Problem to work on |
Can you write out the whole listing exactly?

****************

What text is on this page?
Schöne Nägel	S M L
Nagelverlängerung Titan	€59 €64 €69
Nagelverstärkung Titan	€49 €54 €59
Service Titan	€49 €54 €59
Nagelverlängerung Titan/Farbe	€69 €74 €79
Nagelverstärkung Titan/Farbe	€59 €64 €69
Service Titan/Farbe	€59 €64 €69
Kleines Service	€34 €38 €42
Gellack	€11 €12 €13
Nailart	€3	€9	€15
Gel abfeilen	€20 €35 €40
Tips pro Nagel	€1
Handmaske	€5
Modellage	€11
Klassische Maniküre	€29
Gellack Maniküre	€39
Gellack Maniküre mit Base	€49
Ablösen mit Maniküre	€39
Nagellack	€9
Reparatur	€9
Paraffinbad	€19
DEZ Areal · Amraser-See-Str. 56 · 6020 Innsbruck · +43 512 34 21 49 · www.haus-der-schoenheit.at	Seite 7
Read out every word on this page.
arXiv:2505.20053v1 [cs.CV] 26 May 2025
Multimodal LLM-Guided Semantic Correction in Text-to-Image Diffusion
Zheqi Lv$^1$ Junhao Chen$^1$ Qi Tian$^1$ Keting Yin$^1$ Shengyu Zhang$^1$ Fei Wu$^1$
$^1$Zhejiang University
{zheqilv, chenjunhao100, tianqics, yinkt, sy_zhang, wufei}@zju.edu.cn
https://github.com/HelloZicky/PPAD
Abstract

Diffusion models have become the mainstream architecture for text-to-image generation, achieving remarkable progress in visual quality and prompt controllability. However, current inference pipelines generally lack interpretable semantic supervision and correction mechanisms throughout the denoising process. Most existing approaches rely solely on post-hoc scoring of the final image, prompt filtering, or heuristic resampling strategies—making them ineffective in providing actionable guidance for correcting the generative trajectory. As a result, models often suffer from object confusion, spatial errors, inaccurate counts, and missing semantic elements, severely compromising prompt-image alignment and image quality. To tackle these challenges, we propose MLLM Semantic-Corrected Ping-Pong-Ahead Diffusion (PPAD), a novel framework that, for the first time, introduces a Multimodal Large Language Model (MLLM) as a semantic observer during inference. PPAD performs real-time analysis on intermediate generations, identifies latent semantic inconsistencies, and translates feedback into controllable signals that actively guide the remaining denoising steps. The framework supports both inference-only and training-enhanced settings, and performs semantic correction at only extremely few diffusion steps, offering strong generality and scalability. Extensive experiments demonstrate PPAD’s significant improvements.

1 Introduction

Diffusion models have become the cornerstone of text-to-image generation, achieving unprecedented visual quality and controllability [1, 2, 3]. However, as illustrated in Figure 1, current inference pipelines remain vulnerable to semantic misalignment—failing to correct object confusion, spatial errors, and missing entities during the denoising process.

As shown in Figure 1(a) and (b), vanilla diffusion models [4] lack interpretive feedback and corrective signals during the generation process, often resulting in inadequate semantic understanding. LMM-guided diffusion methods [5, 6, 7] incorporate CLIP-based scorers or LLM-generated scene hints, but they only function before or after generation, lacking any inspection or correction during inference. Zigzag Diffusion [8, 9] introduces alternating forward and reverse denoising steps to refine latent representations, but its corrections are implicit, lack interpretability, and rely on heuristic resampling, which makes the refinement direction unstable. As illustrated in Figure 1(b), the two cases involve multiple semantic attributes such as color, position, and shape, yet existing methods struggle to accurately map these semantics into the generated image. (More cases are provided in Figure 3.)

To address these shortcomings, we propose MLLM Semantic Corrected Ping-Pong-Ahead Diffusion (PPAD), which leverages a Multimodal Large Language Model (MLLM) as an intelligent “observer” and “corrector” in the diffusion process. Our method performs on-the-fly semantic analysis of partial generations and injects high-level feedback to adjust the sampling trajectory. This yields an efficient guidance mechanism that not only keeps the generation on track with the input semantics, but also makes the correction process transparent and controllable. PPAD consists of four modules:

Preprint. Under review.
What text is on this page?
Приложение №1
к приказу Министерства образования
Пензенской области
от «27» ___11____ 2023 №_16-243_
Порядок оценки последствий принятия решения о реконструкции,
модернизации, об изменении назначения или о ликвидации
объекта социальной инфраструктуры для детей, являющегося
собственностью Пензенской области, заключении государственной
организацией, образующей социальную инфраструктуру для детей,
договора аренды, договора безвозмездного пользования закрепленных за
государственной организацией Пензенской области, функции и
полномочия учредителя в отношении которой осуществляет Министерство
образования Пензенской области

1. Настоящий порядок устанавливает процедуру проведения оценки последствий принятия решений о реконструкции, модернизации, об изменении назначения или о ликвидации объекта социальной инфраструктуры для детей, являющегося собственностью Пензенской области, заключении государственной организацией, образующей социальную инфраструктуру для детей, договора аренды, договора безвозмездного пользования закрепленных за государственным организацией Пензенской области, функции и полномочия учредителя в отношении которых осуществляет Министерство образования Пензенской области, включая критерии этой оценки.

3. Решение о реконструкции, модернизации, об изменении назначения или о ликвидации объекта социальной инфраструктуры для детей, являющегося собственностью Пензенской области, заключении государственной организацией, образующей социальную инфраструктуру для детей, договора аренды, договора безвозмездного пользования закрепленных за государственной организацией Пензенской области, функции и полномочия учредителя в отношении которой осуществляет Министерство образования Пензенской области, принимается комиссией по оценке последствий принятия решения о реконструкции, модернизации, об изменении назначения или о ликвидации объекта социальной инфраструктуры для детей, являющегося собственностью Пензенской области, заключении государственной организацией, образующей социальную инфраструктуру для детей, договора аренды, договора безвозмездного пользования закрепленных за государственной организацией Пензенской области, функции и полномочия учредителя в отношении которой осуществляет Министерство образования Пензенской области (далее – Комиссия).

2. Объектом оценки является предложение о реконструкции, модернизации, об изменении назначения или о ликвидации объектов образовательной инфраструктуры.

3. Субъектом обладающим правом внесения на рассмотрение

****************

Reply |
What text is on this page?
Schöne Nägel	S M L
Nagelverlängerung Titan	€59 €64 €69
Nagelverstärkung Titan	€49 €54 €59
Service Titan	€49 €54 €59
Nagelverlängerung Titan/Farbe	€69 €74 €79
Nagelverstärkung Titan/Farbe	€59 €64 €69
Service Titan/Farbe	€59 €64 €69
Kleines Service	€34 €38 €42
Gellack	€11 €12 €13
Nailart	€3	€9	€15
Gel abfeilen	€20 €35 €40
Tips pro Nagel	€1
Handmaske	€5
Modellage	€11
Klassische Maniküre	€29
Gellack Maniküre	€39
Gellack Maniküre mit Base	€49
Ablösen mit Maniküre	€39
Nagellack	€9
Reparatur	€9
Paraffinbad	€19
DEZ Areal · Amraser-See-Str. 56 · 6020 Innsbruck · +43 512 34 21 49 · www.haus-der-schoenheit.at	Seite 7
Read out every word on this page.
arXiv:2505.20053v1 [cs.CV] 26 May 2025
Multimodal LLM-Guided Semantic Correction in Text-to-Image Diffusion
Zheqi Lv$^1$ Junhao Chen$^1$ Qi Tian$^1$ Keting Yin$^1$ Shengyu Zhang$^1$ Fei Wu$^1$
$^1$Zhejiang University
{zheqilv, chenjunhao100, tianqics, yinkt, sy_zhang, wufei}@zju.edu.cn
https://github.com/HelloZicky/PPAD
Abstract

Diffusion models have become the mainstream architecture for text-to-image generation, achieving remarkable progress in visual quality and prompt controllability. However, current inference pipelines generally lack interpretable semantic supervision and correction mechanisms throughout the denoising process. Most existing approaches rely solely on post-hoc scoring of the final image, prompt filtering, or heuristic resampling strategies—making them ineffective in providing actionable guidance for correcting the generative trajectory. As a result, models often suffer from object confusion, spatial errors, inaccurate counts, and missing semantic elements, severely compromising prompt-image alignment and image quality. To tackle these challenges, we propose MLLM Semantic-Corrected Ping-Pong-Ahead Diffusion (PPAD), a novel framework that, for the first time, introduces a Multimodal Large Language Model (MLLM) as a semantic observer during inference. PPAD performs real-time analysis on intermediate generations, identifies latent semantic inconsistencies, and translates feedback into controllable signals that actively guide the remaining denoising steps. The framework supports both inference-only and training-enhanced settings, and performs semantic correction at only extremely few diffusion steps, offering strong generality and scalability. Extensive experiments demonstrate PPAD’s significant improvements.

1 Introduction

Diffusion models have become the cornerstone of text-to-image generation, achieving unprecedented visual quality and controllability [1, 2, 3]. However, as illustrated in Figure 1, current inference pipelines remain vulnerable to semantic misalignment—failing to correct object confusion, spatial errors, and missing entities during the denoising process.

As shown in Figure 1(a) and (b), vanilla diffusion models [4] lack interpretive feedback and corrective signals during the generation process, often resulting in inadequate semantic understanding. LMM-guided diffusion methods [5, 6, 7] incorporate CLIP-based scorers or LLM-generated scene hints, but they only function before or after generation, lacking any inspection or correction during inference. Zigzag Diffusion [8, 9] introduces alternating forward and reverse denoising steps to refine latent representations, but its corrections are implicit, lack interpretability, and rely on heuristic resampling, which makes the refinement direction unstable. As illustrated in Figure 1(b), the two cases involve multiple semantic attributes such as color, position, and shape, yet existing methods struggle to accurately map these semantics into the generated image. (More cases are provided in Figure 3.)

To address these shortcomings, we propose MLLM Semantic Corrected Ping-Pong-Ahead Diffusion (PPAD), which leverages a Multimodal Large Language Model (MLLM) as an intelligent “observer” and “corrector” in the diffusion process. Our method performs on-the-fly semantic analysis of partial generations and injects high-level feedback to adjust the sampling trajectory. This yields an efficient guidance mechanism that not only keeps the generation on track with the input semantics, but also makes the correction process transparent and controllable. PPAD consists of four modules:

Preprint. Under review.
What text is on this page?
Приложение №1
к приказу Министерства образования
Пензенской области
от «27» ___11____ 2023 №_16-243_
Порядок оценки последствий принятия решения о реконструкции,
модернизации, об изменении назначения или о ликвидации
объекта социальной инфраструктуры для детей, являющегося
собственностью Пензенской области, заключении государственной
организацией, образующей социальную инфраструктуру для детей,
договора аренды, договора безвозмездного пользования закрепленных за
государственной организацией Пензенской области, функции и
полномочия учредителя в отношении которой осуществляет Министерство
образования Пензенской области

1. Настоящий порядок устанавливает процедуру проведения оценки последствий принятия решений о реконструкции, модернизации, об изменении назначения или о ликвидации объекта социальной инфраструктуры для детей, являющегося собственностью Пензенской области, заключении государственной организацией, образующей социальную инфраструктуру для детей, договора аренды, договора безвозмездного пользования закрепленных за государственным организацией Пензенской области, функции и полномочия учредителя в отношении которых осуществляет Министерство образования Пензенской области, включая критерии этой оценки.

3. Решение о реконструкции, модернизации, об изменении назначения или о ликвидации объекта социальной инфраструктуры для детей, являющегося собственностью Пензенской области, заключении государственной организацией, образующей социальную инфраструктуру для детей, договора аренды, договора безвозмездного пользования закрепленных за государственной организацией Пензенской области, функции и полномочия учредителя в отношении которой осуществляет Министерство образования Пензенской области, принимается комиссией по оценке последствий принятия решения о реконструкции, модернизации, об изменении назначения или о ликвидации объекта социальной инфраструктуры для детей, являющегося собственностью Пензенской области, заключении государственной организацией, образующей социальную инфраструктуру для детей, договора аренды, договора безвозмездного пользования закрепленных за государственной организацией Пензенской области, функции и полномочия учредителя в отношении которой осуществляет Министерство образования Пензенской области (далее – Комиссия).

2. Объектом оценки является предложение о реконструкции, модернизации, об изменении назначения или о ликвидации объектов образовательной инфраструктуры.

3. Субъектом обладающим правом внесения на рассмотрение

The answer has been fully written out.